[Data records]

* Begin *

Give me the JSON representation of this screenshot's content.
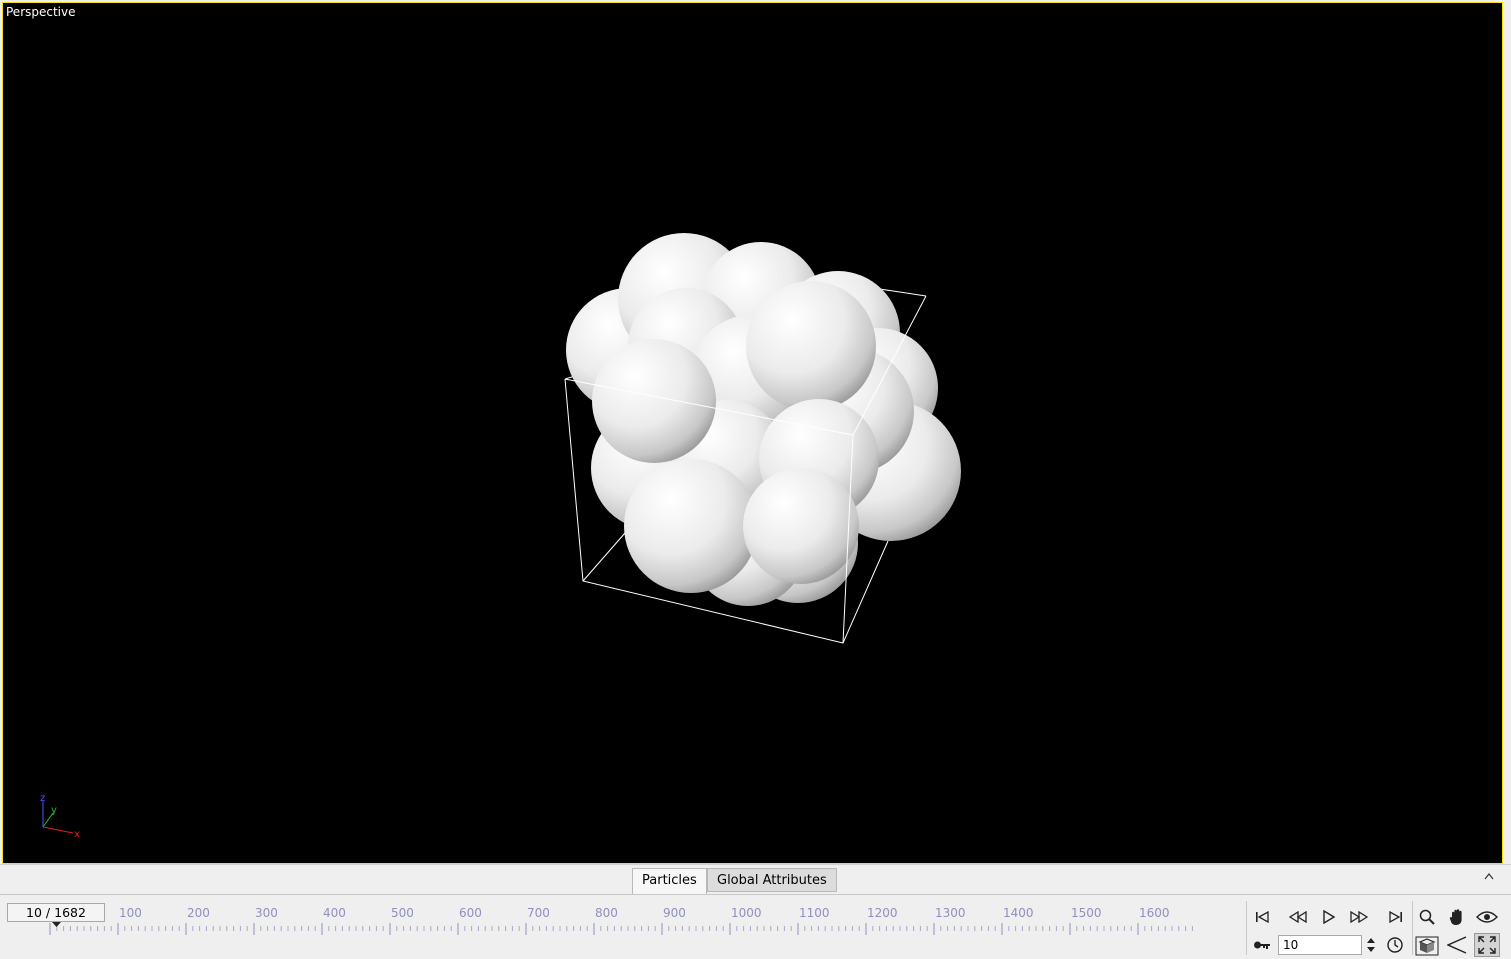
{
  "viewport": {
    "label": "Perspective",
    "axis_labels": {
      "x": "x",
      "y": "y",
      "z": "z"
    }
  },
  "tabs": [
    {
      "label": "Particles",
      "active": true
    },
    {
      "label": "Global Attributes",
      "active": false
    }
  ],
  "timeline": {
    "frame_display": "10 / 1682",
    "current_frame": 10,
    "total_frames": 1682,
    "tick_labels": [
      "100",
      "200",
      "300",
      "400",
      "500",
      "600",
      "700",
      "800",
      "900",
      "1000",
      "1100",
      "1200",
      "1300",
      "1400",
      "1500",
      "1600"
    ]
  },
  "playback": {
    "frame_input_value": "10"
  },
  "icons": {
    "first": "skip-to-start-icon",
    "prev": "step-back-icon",
    "play": "play-icon",
    "next": "step-forward-icon",
    "last": "skip-to-end-icon",
    "zoom": "magnifier-icon",
    "pan": "hand-icon",
    "orbit": "eye-icon",
    "key": "key-icon",
    "clock": "clock-icon",
    "view_cube": "view-cube-icon",
    "fov": "field-of-view-icon",
    "maximize": "maximize-icon"
  },
  "colors": {
    "viewport_border": "#f2e00b",
    "axis_x": "#e02020",
    "axis_y": "#20c020",
    "axis_z": "#5050ff",
    "tick_label": "#8f8fc0"
  }
}
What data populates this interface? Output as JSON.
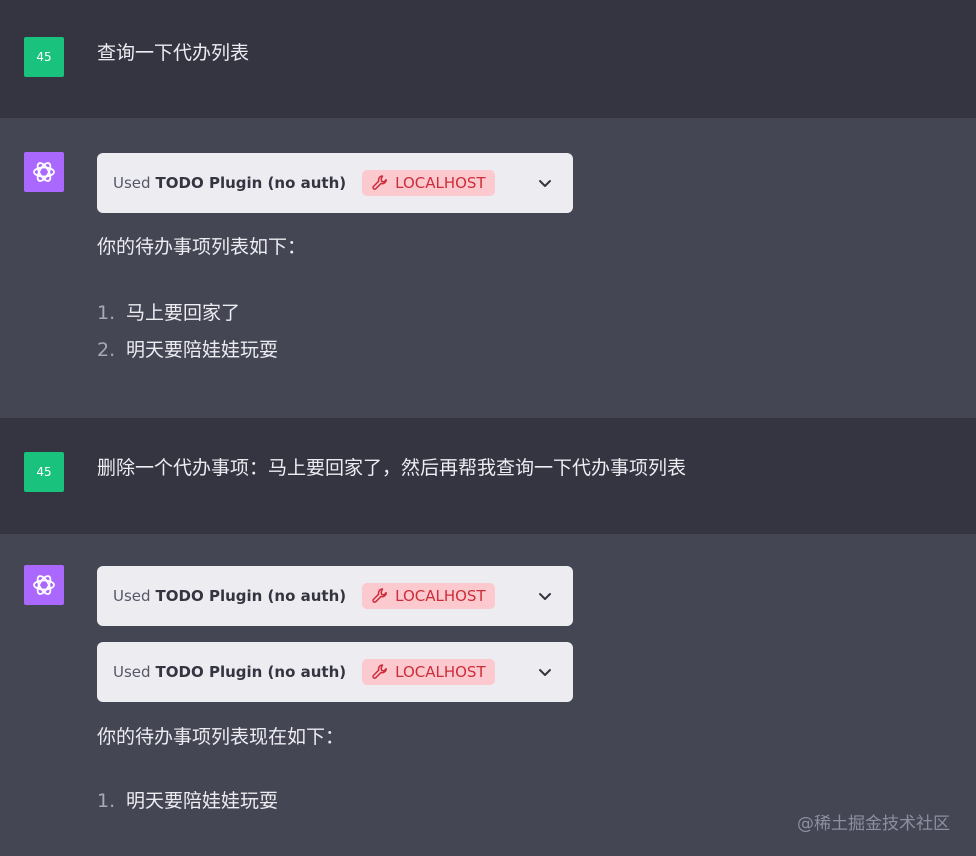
{
  "user_avatar_text": "45",
  "turns": [
    {
      "user": "查询一下代办列表",
      "plugins": [
        {
          "used": "Used",
          "name": "TODO Plugin (no auth)",
          "badge": "LOCALHOST"
        }
      ],
      "reply": "你的待办事项列表如下：",
      "items": [
        {
          "num": "1.",
          "text": "马上要回家了"
        },
        {
          "num": "2.",
          "text": "明天要陪娃娃玩耍"
        }
      ]
    },
    {
      "user": "删除一个代办事项：马上要回家了，然后再帮我查询一下代办事项列表",
      "plugins": [
        {
          "used": "Used",
          "name": "TODO Plugin (no auth)",
          "badge": "LOCALHOST"
        },
        {
          "used": "Used",
          "name": "TODO Plugin (no auth)",
          "badge": "LOCALHOST"
        }
      ],
      "reply": "你的待办事项列表现在如下：",
      "items": [
        {
          "num": "1.",
          "text": "明天要陪娃娃玩耍"
        }
      ]
    }
  ],
  "watermark": "@稀土掘金技术社区",
  "icons": {
    "user_avatar": "user-avatar-icon",
    "assistant_avatar": "openai-logo-icon",
    "plugin_badge": "wrench-icon",
    "expand": "chevron-down-icon"
  },
  "colors": {
    "user_bg": "#343541",
    "assistant_bg": "#444654",
    "user_avatar": "#19c37d",
    "assistant_avatar": "#ab68ff",
    "badge_bg": "#fcc9cf",
    "badge_text": "#cc2d3a"
  }
}
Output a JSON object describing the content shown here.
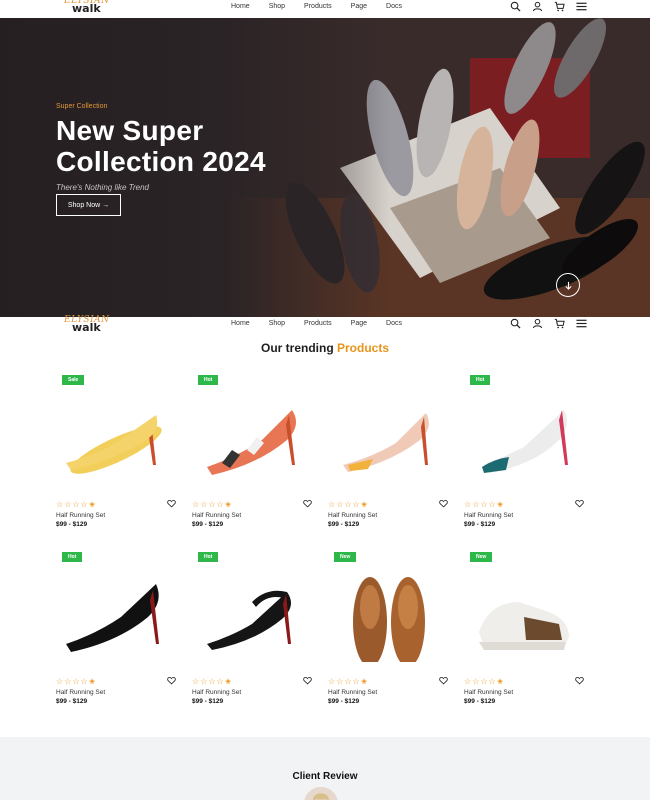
{
  "brand": {
    "logo_top": "ELYSIAN",
    "logo_bottom": "walk"
  },
  "nav": {
    "links": [
      "Home",
      "Shop",
      "Products",
      "Page",
      "Docs"
    ]
  },
  "icons": [
    "search-icon",
    "user-icon",
    "cart-icon",
    "menu-icon"
  ],
  "hero": {
    "kicker": "Super Collection",
    "title_line1": "New Super",
    "title_line2": "Collection 2024",
    "subtitle": "There's Nothing like Trend",
    "button": "Shop Now →"
  },
  "products_section": {
    "title_main": "Our trending ",
    "title_accent": "Products"
  },
  "products": [
    {
      "badge": "Sale",
      "badge_color": "#2fb84a",
      "name": "Half Running Set",
      "price": "$99 - $129",
      "rating": 4.5
    },
    {
      "badge": "Hot",
      "badge_color": "#2fb84a",
      "name": "Half Running Set",
      "price": "$99 - $129",
      "rating": 4.5
    },
    {
      "badge": "",
      "badge_color": "#2fb84a",
      "name": "Half Running Set",
      "price": "$99 - $129",
      "rating": 4.5
    },
    {
      "badge": "Hot",
      "badge_color": "#2fb84a",
      "name": "Half Running Set",
      "price": "$99 - $129",
      "rating": 4.5
    },
    {
      "badge": "Hot",
      "badge_color": "#2fb84a",
      "name": "Half Running Set",
      "price": "$99 - $129",
      "rating": 4.5
    },
    {
      "badge": "Hot",
      "badge_color": "#2fb84a",
      "name": "Half Running Set",
      "price": "$99 - $129",
      "rating": 4.5
    },
    {
      "badge": "New",
      "badge_color": "#2fb84a",
      "name": "Half Running Set",
      "price": "$99 - $129",
      "rating": 4.5
    },
    {
      "badge": "New",
      "badge_color": "#2fb84a",
      "name": "Half Running Set",
      "price": "$99 - $129",
      "rating": 4.5
    }
  ],
  "stars_text": "☆☆☆☆✬",
  "review": {
    "title": "Client Review"
  },
  "colors": {
    "accent": "#e8941a",
    "badge": "#2fb84a",
    "hero_bg": "#2a2224"
  }
}
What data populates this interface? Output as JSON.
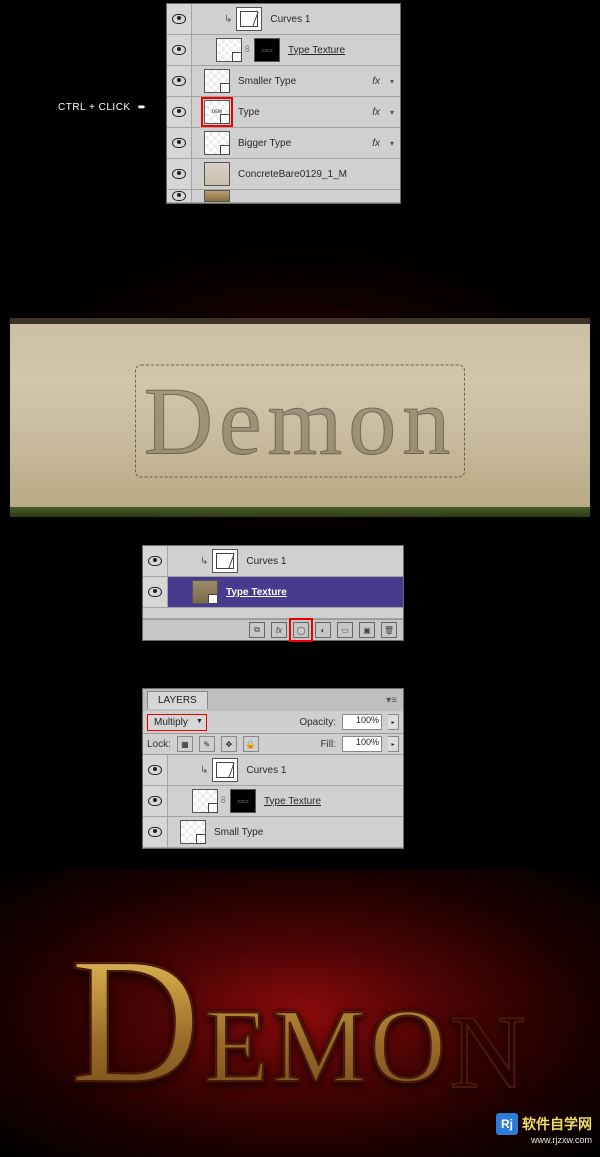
{
  "annotation": {
    "ctrl_click": "CTRL + CLICK",
    "arrow": "➨"
  },
  "panel1": {
    "layers": [
      {
        "name": "Curves 1",
        "fx": false,
        "thumbs": [
          "curve"
        ],
        "indent": 2,
        "clip": true
      },
      {
        "name": "Type Texture",
        "fx": false,
        "thumbs": [
          "checker",
          "link",
          "mask"
        ],
        "indent": 1
      },
      {
        "name": "Smaller Type",
        "fx": true,
        "thumbs": [
          "checker"
        ],
        "indent": 0
      },
      {
        "name": "Type",
        "fx": true,
        "thumbs": [
          "checker-red"
        ],
        "indent": 0,
        "highlight": true
      },
      {
        "name": "Bigger Type",
        "fx": true,
        "thumbs": [
          "checker"
        ],
        "indent": 0
      },
      {
        "name": "ConcreteBare0129_1_M",
        "fx": false,
        "thumbs": [
          "concrete"
        ],
        "indent": 0
      }
    ]
  },
  "concrete": {
    "text": "Demon"
  },
  "panel2": {
    "layers": [
      {
        "name": "Curves 1",
        "thumbs": [
          "curve"
        ],
        "indent": 2
      },
      {
        "name": "Type Texture",
        "thumbs": [
          "tex",
          "mask"
        ],
        "indent": 1,
        "selected": true
      }
    ],
    "bottom_icons": [
      "link",
      "fx",
      "mask",
      "adj",
      "group",
      "new",
      "trash"
    ],
    "highlight_icon_index": 2
  },
  "panel3": {
    "tab_label": "LAYERS",
    "blend_mode": "Multiply",
    "opacity_label": "Opacity:",
    "opacity_value": "100%",
    "lock_label": "Lock:",
    "fill_label": "Fill:",
    "fill_value": "100%",
    "layers": [
      {
        "name": "Curves 1",
        "thumbs": [
          "curve"
        ],
        "indent": 2,
        "clip": true
      },
      {
        "name": "Type Texture",
        "thumbs": [
          "checker",
          "link",
          "mask"
        ],
        "indent": 1
      },
      {
        "name": "Small Type",
        "thumbs": [
          "checker"
        ],
        "indent": 0
      }
    ]
  },
  "demon": {
    "text": "Demon"
  },
  "watermark": {
    "logo": "Rj",
    "text": "软件自学网",
    "url": "www.rjzxw.com"
  }
}
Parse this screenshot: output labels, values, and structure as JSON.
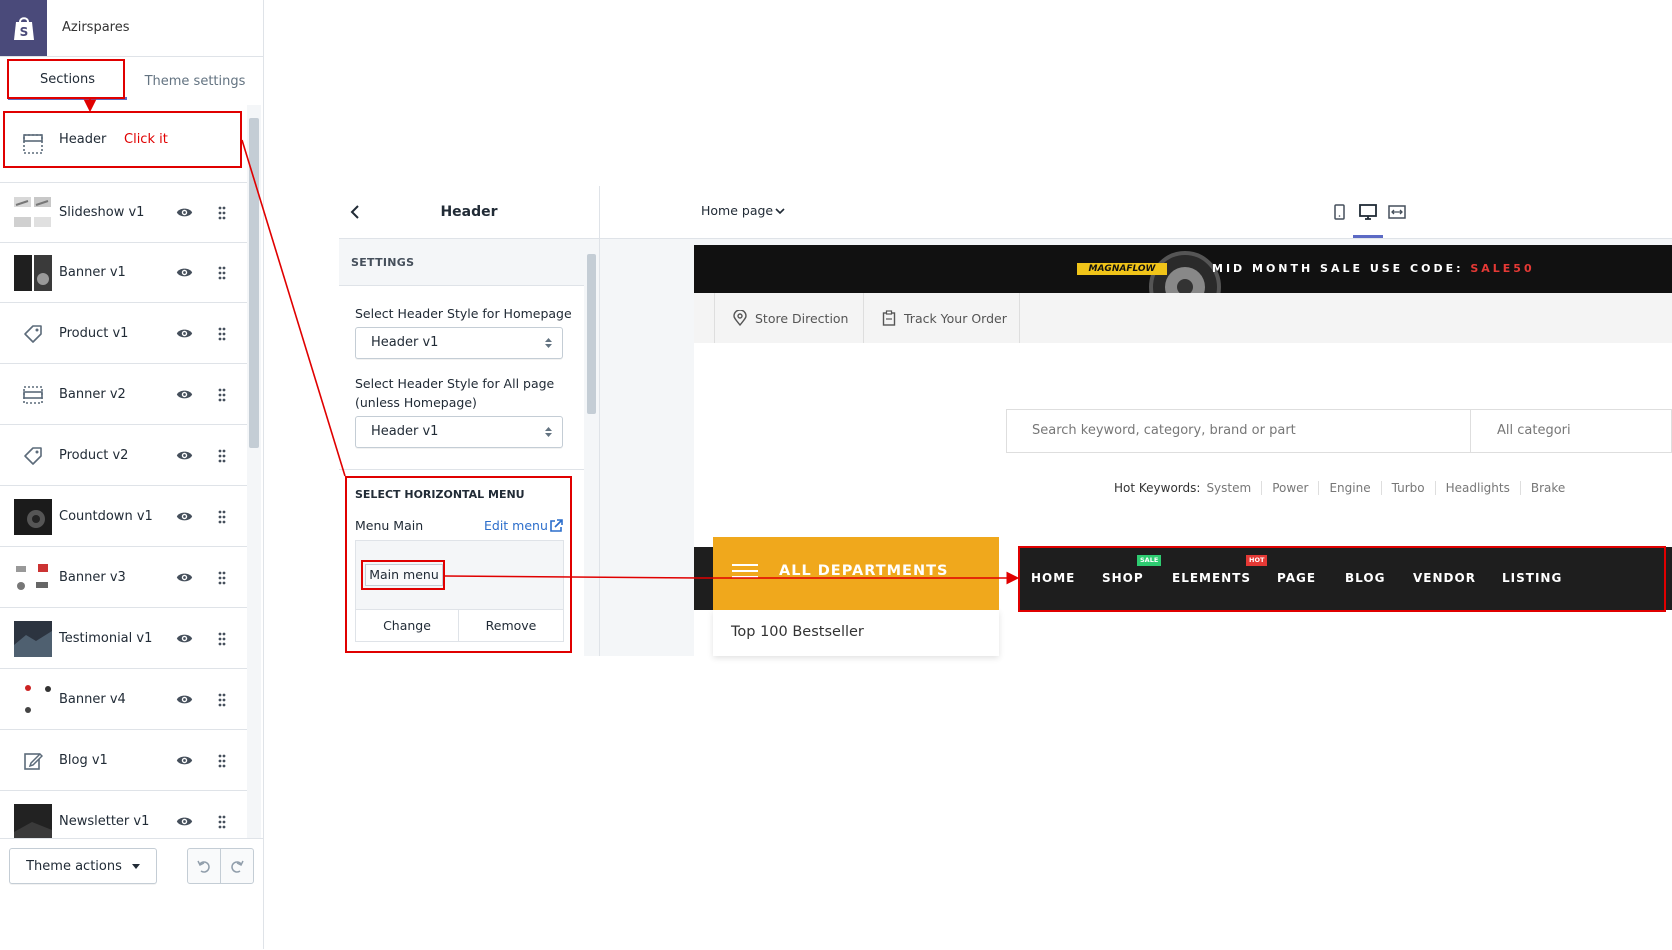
{
  "app": {
    "store_name": "Azirspares",
    "logo_icon": "shopify-bag-icon"
  },
  "tabs": {
    "sections": "Sections",
    "theme_settings": "Theme settings"
  },
  "sections": [
    {
      "label": "Header",
      "icon": "header-layout-icon",
      "annotation": "Click it"
    },
    {
      "label": "Slideshow v1",
      "icon": "slideshow-thumbnail"
    },
    {
      "label": "Banner v1",
      "icon": "banner-thumbnail"
    },
    {
      "label": "Product v1",
      "icon": "tag-icon"
    },
    {
      "label": "Banner v2",
      "icon": "banner-layout-icon"
    },
    {
      "label": "Product v2",
      "icon": "tag-icon"
    },
    {
      "label": "Countdown v1",
      "icon": "countdown-thumbnail"
    },
    {
      "label": "Banner v3",
      "icon": "banner-thumbnail"
    },
    {
      "label": "Testimonial v1",
      "icon": "testimonial-thumbnail"
    },
    {
      "label": "Banner v4",
      "icon": "banner-thumbnail"
    },
    {
      "label": "Blog v1",
      "icon": "edit-icon"
    },
    {
      "label": "Newsletter v1",
      "icon": "newsletter-thumbnail"
    }
  ],
  "footer": {
    "theme_actions": "Theme actions"
  },
  "panel": {
    "title": "Header",
    "settings_heading": "SETTINGS",
    "homepage_style_label": "Select Header Style for Homepage",
    "homepage_style_value": "Header v1",
    "allpage_style_label_1": "Select Header Style for All page",
    "allpage_style_label_2": "(unless Homepage)",
    "allpage_style_value": "Header v1",
    "menu_heading": "SELECT HORIZONTAL MENU",
    "menu_label": "Menu Main",
    "edit_menu": "Edit menu",
    "menu_value": "Main menu",
    "change": "Change",
    "remove": "Remove"
  },
  "preview": {
    "page_select": "Home page",
    "devices": [
      "mobile-icon",
      "desktop-icon",
      "fullwidth-icon"
    ],
    "active_device": "desktop-icon"
  },
  "store": {
    "brand": "MAGNAFLOW",
    "promo_text": "MID MONTH SALE USE CODE: ",
    "promo_code": "SALE50",
    "store_direction": "Store Direction",
    "track_order": "Track Your Order",
    "search_placeholder": "Search keyword, category, brand or part",
    "search_category": "All categori",
    "hot_keywords_label": "Hot Keywords:",
    "hot_keywords": [
      "System",
      "Power",
      "Engine",
      "Turbo",
      "Headlights",
      "Brake"
    ],
    "all_departments": "ALL DEPARTMENTS",
    "top100": "Top 100 Bestseller",
    "nav": [
      "HOME",
      "SHOP",
      "ELEMENTS",
      "PAGE",
      "BLOG",
      "VENDOR",
      "LISTING"
    ],
    "badge_sale": "SALE",
    "badge_hot": "HOT"
  },
  "colors": {
    "accent": "#5c6ac4",
    "annotation_red": "#e00000",
    "department_yellow": "#f0a81c",
    "nav_dark": "#1e1e1e",
    "sale_green": "#2ecc71",
    "hot_red": "#e53935"
  }
}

* End *

◆ **What you are asked to do**:
Copy every line from the records above that contains the word "desktop".

◆ **Output for this exercise**:
      "desktop-icon",
    "active_device": "desktop-icon"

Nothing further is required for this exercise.